Exercise requirements
Copy the data precisely, character for character, and leave out every picture.

╭─ Record set

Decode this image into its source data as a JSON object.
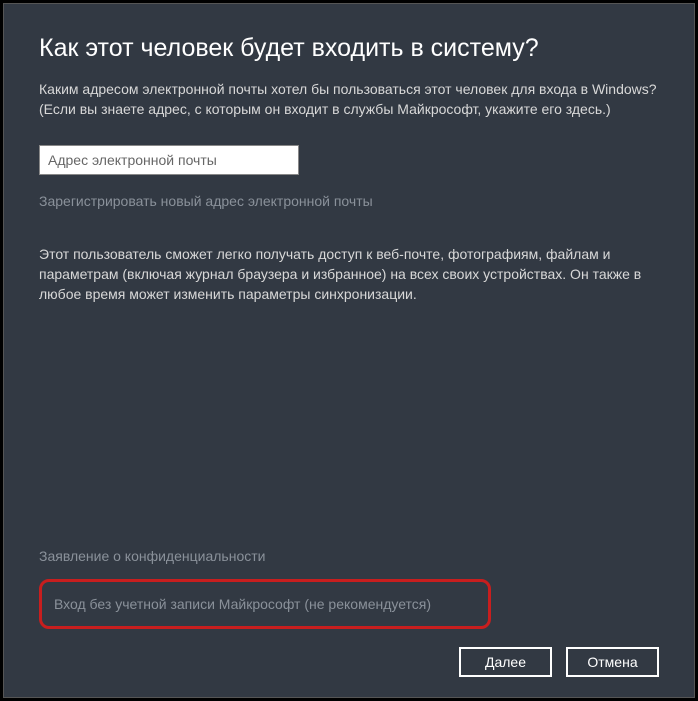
{
  "title": "Как этот человек будет входить в систему?",
  "description": "Каким адресом электронной почты хотел бы пользоваться этот человек для входа в Windows? (Если вы знаете адрес, с которым он входит в службы Майкрософт, укажите его здесь.)",
  "emailPlaceholder": "Адрес электронной почты",
  "registerLink": "Зарегистрировать новый адрес электронной почты",
  "infoText": "Этот пользователь сможет легко получать доступ к веб-почте, фотографиям, файлам и параметрам (включая журнал браузера и избранное) на всех своих устройствах. Он также в любое время может изменить параметры синхронизации.",
  "privacyLink": "Заявление о конфиденциальности",
  "noAccountLink": "Вход без учетной записи Майкрософт (не рекомендуется)",
  "buttons": {
    "next": "Далее",
    "cancel": "Отмена"
  }
}
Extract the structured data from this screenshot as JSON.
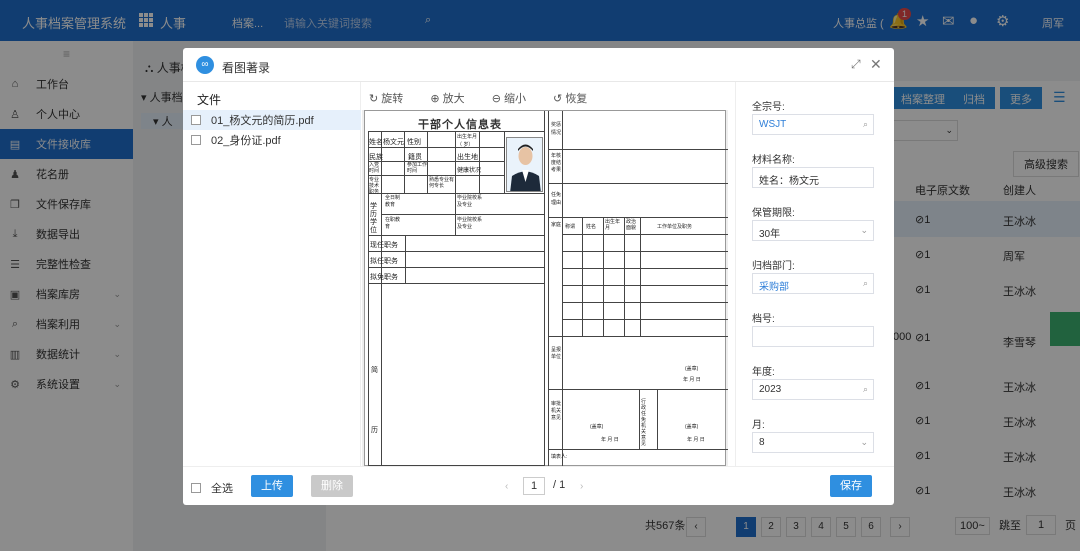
{
  "topbar": {
    "brand": "人事档案管理系统",
    "module": "人事",
    "search_scope": "档案...",
    "search_placeholder": "请输入关键词搜索",
    "user_role": "人事总监 (",
    "badge_count": "1",
    "user_name": "周军",
    "icons": [
      "grid-icon",
      "search-icon",
      "bell-icon",
      "star-icon",
      "mail-icon",
      "chat-icon",
      "settings-icon"
    ]
  },
  "sidebar": {
    "items": [
      {
        "label": "工作台",
        "icon": "home-icon"
      },
      {
        "label": "个人中心",
        "icon": "user-icon"
      },
      {
        "label": "文件接收库",
        "icon": "document-icon",
        "active": true
      },
      {
        "label": "花名册",
        "icon": "person-icon"
      },
      {
        "label": "文件保存库",
        "icon": "copy-icon"
      },
      {
        "label": "数据导出",
        "icon": "download-icon"
      },
      {
        "label": "完整性检查",
        "icon": "checklist-icon"
      },
      {
        "label": "档案库房",
        "icon": "warehouse-icon",
        "has_children": true
      },
      {
        "label": "档案利用",
        "icon": "search-icon",
        "has_children": true
      },
      {
        "label": "数据统计",
        "icon": "chart-icon",
        "has_children": true
      },
      {
        "label": "系统设置",
        "icon": "gear-icon",
        "has_children": true
      }
    ]
  },
  "background": {
    "tree_root": "人事档",
    "tree_child": "人",
    "buttons": [
      "档案整理",
      "归档",
      "更多"
    ],
    "adv_search": "高级搜索",
    "col_files": "电子原文数",
    "col_creator": "创建人",
    "rows": [
      {
        "count": "1",
        "creator": "王冰冰"
      },
      {
        "count": "1",
        "creator": "周军"
      },
      {
        "count": "1",
        "creator": "王冰冰"
      },
      {
        "count": "1",
        "creator": "李雪琴",
        "prefix": "000"
      },
      {
        "count": "1",
        "creator": "王冰冰"
      },
      {
        "count": "1",
        "creator": "王冰冰"
      },
      {
        "count": "1",
        "creator": "王冰冰"
      },
      {
        "count": "1",
        "creator": "王冰冰"
      }
    ],
    "pager": {
      "total": "共567条",
      "pages": [
        "1",
        "2",
        "3",
        "4",
        "5",
        "6"
      ],
      "current": "1",
      "page_size": "100~",
      "jump_label": "跳至",
      "jump_value": "1",
      "page_suffix": "页"
    }
  },
  "modal": {
    "title": "看图著录",
    "files_header": "文件",
    "files": [
      {
        "name": "01_杨文元的简历.pdf",
        "selected": true
      },
      {
        "name": "02_身份证.pdf",
        "selected": false
      }
    ],
    "tools": [
      "旋转",
      "放大",
      "缩小",
      "恢复"
    ],
    "document": {
      "title": "干部个人信息表",
      "field_name_label": "姓名",
      "field_name_value": "杨文元",
      "field_gender": "性别",
      "field_birth": "出生年月（  岁）",
      "field_ethnic": "民族",
      "field_origin": "籍贯",
      "field_birthplace": "出生地",
      "field_party": "入党时间",
      "field_work": "参加工作时间",
      "field_health": "健康状况",
      "field_title": "专业技术职务",
      "field_specialty": "熟悉专业有何专长",
      "field_edu": "学历学位",
      "field_fulltime": "全日制教育",
      "field_parttime": "在职教育",
      "field_school1": "毕业院校系及专业",
      "field_school2": "毕业院校系及专业",
      "field_current": "现任职务",
      "field_proposed": "拟任职务",
      "field_remove": "拟免职务",
      "field_resume": "简历",
      "field_reward": "奖惩情况",
      "field_annual": "年核度结考果",
      "field_reason": "任免理由",
      "field_family": "家庭",
      "family_cols": [
        "称谓",
        "姓名",
        "出生年月",
        "政治面貌",
        "工作单位及职务"
      ],
      "field_report_unit": "呈报单位",
      "field_review": "审批机关意见",
      "field_appoint": "行政任免机关意见",
      "seal": "(盖章)",
      "date": "年  月  日",
      "filler": "填表人:"
    },
    "props": {
      "fonds_label": "全宗号:",
      "fonds_value": "WSJT",
      "material_label": "材料名称:",
      "material_value": "姓名：杨文元",
      "retention_label": "保管期限:",
      "retention_value": "30年",
      "dept_label": "归档部门:",
      "dept_value": "采购部",
      "archive_no_label": "档号:",
      "archive_no_value": "",
      "year_label": "年度:",
      "year_value": "2023",
      "month_label": "月:",
      "month_value": "8"
    },
    "footer": {
      "select_all": "全选",
      "upload": "上传",
      "delete": "删除",
      "page_current": "1",
      "page_total": "/ 1",
      "save": "保存"
    }
  }
}
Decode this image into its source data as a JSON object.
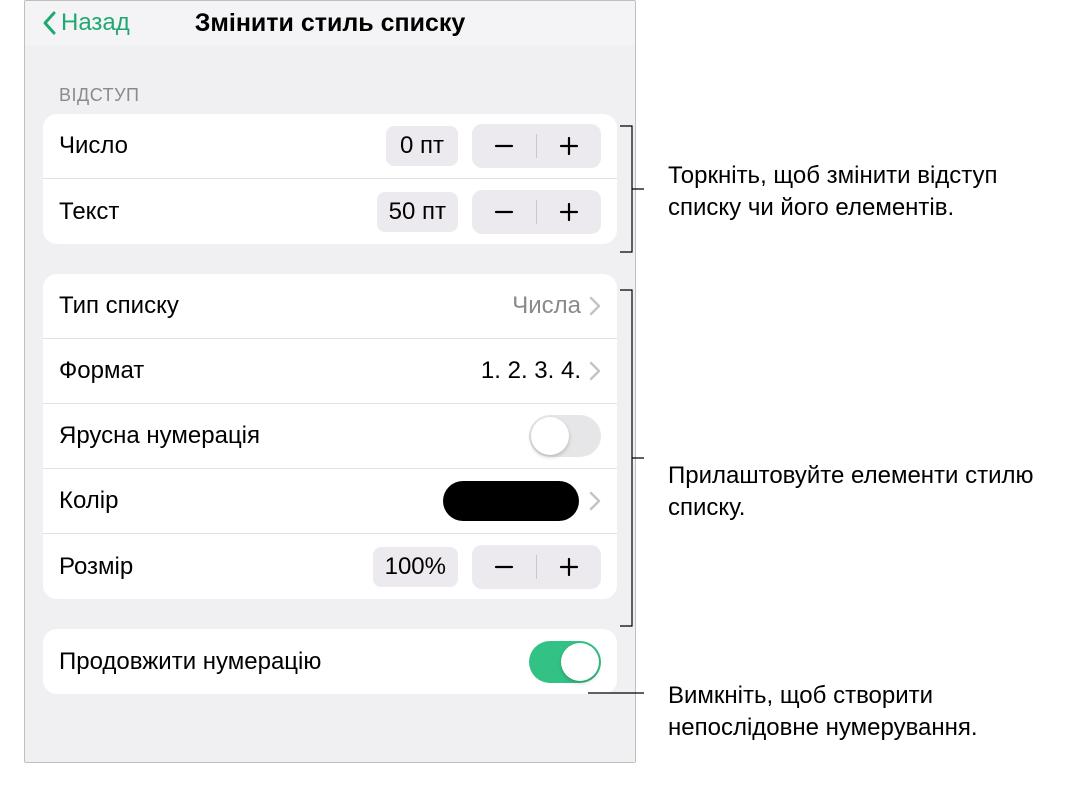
{
  "header": {
    "back_label": "Назад",
    "title": "Змінити стиль списку"
  },
  "indent": {
    "section_label": "ВІДСТУП",
    "number_label": "Число",
    "number_value": "0 пт",
    "text_label": "Текст",
    "text_value": "50 пт"
  },
  "style": {
    "list_type_label": "Тип списку",
    "list_type_value": "Числа",
    "format_label": "Формат",
    "format_value": "1. 2. 3. 4.",
    "tiered_label": "Ярусна нумерація",
    "tiered_on": false,
    "color_label": "Колір",
    "color_value": "#000000",
    "size_label": "Розмір",
    "size_value": "100%"
  },
  "continue": {
    "label": "Продовжити нумерацію",
    "on": true
  },
  "callouts": {
    "indent": "Торкніть, щоб змінити відступ списку чи його елементів.",
    "style": "Прилаштовуйте елементи стилю списку.",
    "continue": "Вимкніть, щоб створити непослідовне нумерування."
  }
}
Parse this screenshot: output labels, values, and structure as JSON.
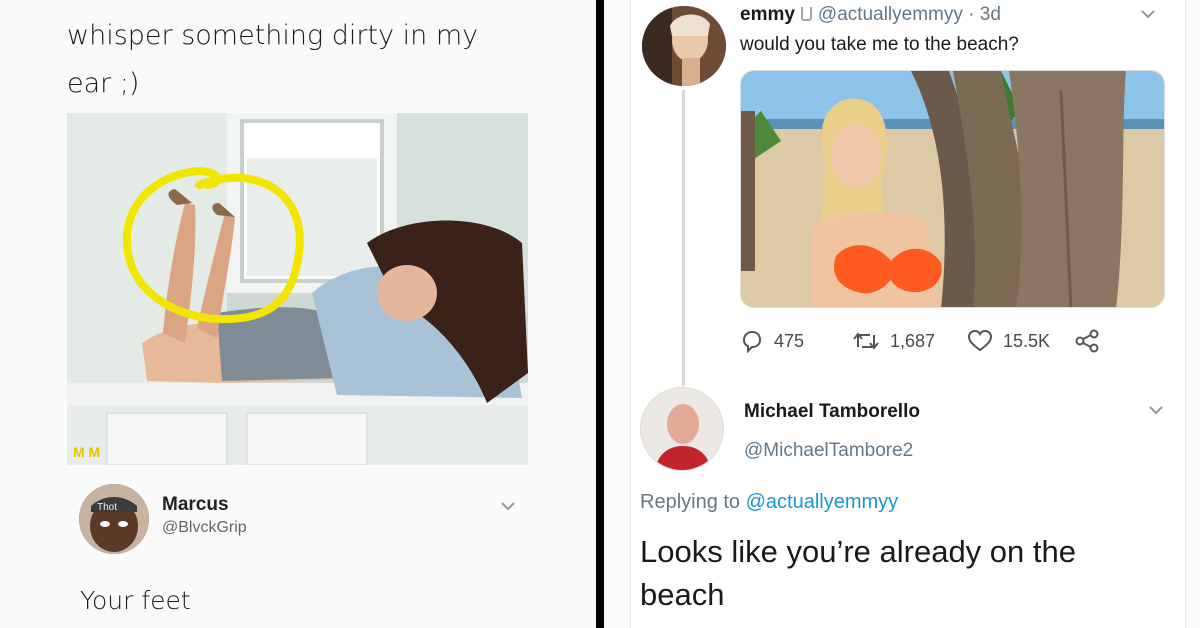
{
  "left_post": {
    "text": "whisper something dirty in my ear ;)"
  },
  "left_reply": {
    "name": "Marcus",
    "handle": "@BlvckGrip",
    "text": "Your feet",
    "avatar_caption": "Thot"
  },
  "right_tweet": {
    "name": "emmy",
    "handle": "@actuallyemmyy",
    "time": "· 3d",
    "text": "would you take me to the beach?",
    "replies": "475",
    "retweets": "1,687",
    "likes": "15.5K"
  },
  "right_reply": {
    "name": "Michael Tamborello",
    "handle": "@MichaelTambore2",
    "replying_prefix": "Replying to ",
    "replying_to": "@actuallyemmyy",
    "text": "Looks like you’re already on the beach"
  },
  "icons": {
    "reply": "comment-icon",
    "retweet": "retweet-icon",
    "like": "heart-icon",
    "share": "share-icon",
    "menu": "chevron-down-icon"
  },
  "colors": {
    "link": "#1b95e0",
    "handle": "#657786",
    "highlight_circle": "#f2e600",
    "bikini": "#ff5a1f"
  }
}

╰─

Correct result
Decode this image into its source data as a JSON object.
{
  "title": "Как этот человек будет входить в систему?",
  "description": "Каким адресом электронной почты хотел бы пользоваться этот человек для входа в Windows? (Если вы знаете адрес, с которым он входит в службы Майкрософт, укажите его здесь.)",
  "emailPlaceholder": "Адрес электронной почты",
  "registerLink": "Зарегистрировать новый адрес электронной почты",
  "infoText": "Этот пользователь сможет легко получать доступ к веб-почте, фотографиям, файлам и параметрам (включая журнал браузера и избранное) на всех своих устройствах. Он также в любое время может изменить параметры синхронизации.",
  "privacyLink": "Заявление о конфиденциальности",
  "noAccountLink": "Вход без учетной записи Майкрософт (не рекомендуется)",
  "buttons": {
    "next": "Далее",
    "cancel": "Отмена"
  }
}
Extract the structured data from this screenshot as JSON.
{
  "topbar": {
    "brand": "人事档案管理系统",
    "module": "人事",
    "search_scope": "档案...",
    "search_placeholder": "请输入关键词搜索",
    "user_role": "人事总监 (",
    "badge_count": "1",
    "user_name": "周军",
    "icons": [
      "grid-icon",
      "search-icon",
      "bell-icon",
      "star-icon",
      "mail-icon",
      "chat-icon",
      "settings-icon"
    ]
  },
  "sidebar": {
    "items": [
      {
        "label": "工作台",
        "icon": "home-icon"
      },
      {
        "label": "个人中心",
        "icon": "user-icon"
      },
      {
        "label": "文件接收库",
        "icon": "document-icon",
        "active": true
      },
      {
        "label": "花名册",
        "icon": "person-icon"
      },
      {
        "label": "文件保存库",
        "icon": "copy-icon"
      },
      {
        "label": "数据导出",
        "icon": "download-icon"
      },
      {
        "label": "完整性检查",
        "icon": "checklist-icon"
      },
      {
        "label": "档案库房",
        "icon": "warehouse-icon",
        "has_children": true
      },
      {
        "label": "档案利用",
        "icon": "search-icon",
        "has_children": true
      },
      {
        "label": "数据统计",
        "icon": "chart-icon",
        "has_children": true
      },
      {
        "label": "系统设置",
        "icon": "gear-icon",
        "has_children": true
      }
    ]
  },
  "background": {
    "tree_root": "人事档",
    "tree_child": "人",
    "buttons": [
      "档案整理",
      "归档",
      "更多"
    ],
    "adv_search": "高级搜索",
    "col_files": "电子原文数",
    "col_creator": "创建人",
    "rows": [
      {
        "count": "1",
        "creator": "王冰冰"
      },
      {
        "count": "1",
        "creator": "周军"
      },
      {
        "count": "1",
        "creator": "王冰冰"
      },
      {
        "count": "1",
        "creator": "李雪琴",
        "prefix": "000"
      },
      {
        "count": "1",
        "creator": "王冰冰"
      },
      {
        "count": "1",
        "creator": "王冰冰"
      },
      {
        "count": "1",
        "creator": "王冰冰"
      },
      {
        "count": "1",
        "creator": "王冰冰"
      }
    ],
    "pager": {
      "total": "共567条",
      "pages": [
        "1",
        "2",
        "3",
        "4",
        "5",
        "6"
      ],
      "current": "1",
      "page_size": "100~",
      "jump_label": "跳至",
      "jump_value": "1",
      "page_suffix": "页"
    }
  },
  "modal": {
    "title": "看图著录",
    "files_header": "文件",
    "files": [
      {
        "name": "01_杨文元的简历.pdf",
        "selected": true
      },
      {
        "name": "02_身份证.pdf",
        "selected": false
      }
    ],
    "tools": [
      "旋转",
      "放大",
      "缩小",
      "恢复"
    ],
    "document": {
      "title": "干部个人信息表",
      "field_name_label": "姓名",
      "field_name_value": "杨文元",
      "field_gender": "性别",
      "field_birth": "出生年月（  岁）",
      "field_ethnic": "民族",
      "field_origin": "籍贯",
      "field_birthplace": "出生地",
      "field_party": "入党时间",
      "field_work": "参加工作时间",
      "field_health": "健康状况",
      "field_title": "专业技术职务",
      "field_specialty": "熟悉专业有何专长",
      "field_edu": "学历学位",
      "field_fulltime": "全日制教育",
      "field_parttime": "在职教育",
      "field_school1": "毕业院校系及专业",
      "field_school2": "毕业院校系及专业",
      "field_current": "现任职务",
      "field_proposed": "拟任职务",
      "field_remove": "拟免职务",
      "field_resume": "简历",
      "field_reward": "奖惩情况",
      "field_annual": "年核度结考果",
      "field_reason": "任免理由",
      "field_family": "家庭",
      "family_cols": [
        "称谓",
        "姓名",
        "出生年月",
        "政治面貌",
        "工作单位及职务"
      ],
      "field_report_unit": "呈报单位",
      "field_review": "审批机关意见",
      "field_appoint": "行政任免机关意见",
      "seal": "(盖章)",
      "date": "年  月  日",
      "filler": "填表人:"
    },
    "props": {
      "fonds_label": "全宗号:",
      "fonds_value": "WSJT",
      "material_label": "材料名称:",
      "material_value": "姓名：杨文元",
      "retention_label": "保管期限:",
      "retention_value": "30年",
      "dept_label": "归档部门:",
      "dept_value": "采购部",
      "archive_no_label": "档号:",
      "archive_no_value": "",
      "year_label": "年度:",
      "year_value": "2023",
      "month_label": "月:",
      "month_value": "8"
    },
    "footer": {
      "select_all": "全选",
      "upload": "上传",
      "delete": "删除",
      "page_current": "1",
      "page_total": "/ 1",
      "save": "保存"
    }
  }
}
Decode this image into its source data as a JSON object.
{
  "header": {
    "back_label": "Назад",
    "title": "Змінити стиль списку"
  },
  "indent": {
    "section_label": "ВІДСТУП",
    "number_label": "Число",
    "number_value": "0 пт",
    "text_label": "Текст",
    "text_value": "50 пт"
  },
  "style": {
    "list_type_label": "Тип списку",
    "list_type_value": "Числа",
    "format_label": "Формат",
    "format_value": "1. 2. 3. 4.",
    "tiered_label": "Ярусна нумерація",
    "tiered_on": false,
    "color_label": "Колір",
    "color_value": "#000000",
    "size_label": "Розмір",
    "size_value": "100%"
  },
  "continue": {
    "label": "Продовжити нумерацію",
    "on": true
  },
  "callouts": {
    "indent": "Торкніть, щоб змінити відступ списку чи його елементів.",
    "style": "Прилаштовуйте елементи стилю списку.",
    "continue": "Вимкніть, щоб створити непослідовне нумерування."
  }
}
Parse this screenshot: output labels, values, and structure as JSON.
{
  "left_post": {
    "text": "whisper something dirty in my ear ;)"
  },
  "left_reply": {
    "name": "Marcus",
    "handle": "@BlvckGrip",
    "text": "Your feet",
    "avatar_caption": "Thot"
  },
  "right_tweet": {
    "name": "emmy",
    "handle": "@actuallyemmyy",
    "time": "· 3d",
    "text": "would you take me to the beach?",
    "replies": "475",
    "retweets": "1,687",
    "likes": "15.5K"
  },
  "right_reply": {
    "name": "Michael Tamborello",
    "handle": "@MichaelTambore2",
    "replying_prefix": "Replying to ",
    "replying_to": "@actuallyemmyy",
    "text": "Looks like you’re already on the beach"
  },
  "icons": {
    "reply": "comment-icon",
    "retweet": "retweet-icon",
    "like": "heart-icon",
    "share": "share-icon",
    "menu": "chevron-down-icon"
  },
  "colors": {
    "link": "#1b95e0",
    "handle": "#657786",
    "highlight_circle": "#f2e600",
    "bikini": "#ff5a1f"
  }
}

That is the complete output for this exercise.